## Start Task inputs
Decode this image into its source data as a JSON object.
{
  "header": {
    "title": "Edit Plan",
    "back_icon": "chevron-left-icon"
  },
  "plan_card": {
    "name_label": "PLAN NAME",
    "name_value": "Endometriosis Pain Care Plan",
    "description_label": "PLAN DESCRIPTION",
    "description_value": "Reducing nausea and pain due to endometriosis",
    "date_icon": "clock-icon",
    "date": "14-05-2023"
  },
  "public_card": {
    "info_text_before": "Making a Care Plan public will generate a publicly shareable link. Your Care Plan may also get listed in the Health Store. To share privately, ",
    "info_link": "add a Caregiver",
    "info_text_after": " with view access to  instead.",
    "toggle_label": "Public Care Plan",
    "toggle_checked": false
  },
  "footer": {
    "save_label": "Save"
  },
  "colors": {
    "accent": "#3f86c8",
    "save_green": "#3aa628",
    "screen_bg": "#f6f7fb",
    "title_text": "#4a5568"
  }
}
## End Task inputs
Short task: Restate the listing above word for word.

Task response:
Decode this image into its source data as a JSON object.
{
  "header": {
    "title": "Edit Plan",
    "back_icon": "chevron-left-icon"
  },
  "plan_card": {
    "name_label": "PLAN NAME",
    "name_value": "Endometriosis Pain Care Plan",
    "description_label": "PLAN DESCRIPTION",
    "description_value": "Reducing nausea and pain due to endometriosis",
    "date_icon": "clock-icon",
    "date": "14-05-2023"
  },
  "public_card": {
    "info_text_before": "Making a Care Plan public will generate a publicly shareable link. Your Care Plan may also get listed in the Health Store. To share privately, ",
    "info_link": "add a Caregiver",
    "info_text_after": " with view access to  instead.",
    "toggle_label": "Public Care Plan",
    "toggle_checked": false
  },
  "footer": {
    "save_label": "Save"
  },
  "colors": {
    "accent": "#3f86c8",
    "save_green": "#3aa628",
    "screen_bg": "#f6f7fb",
    "title_text": "#4a5568"
  }
}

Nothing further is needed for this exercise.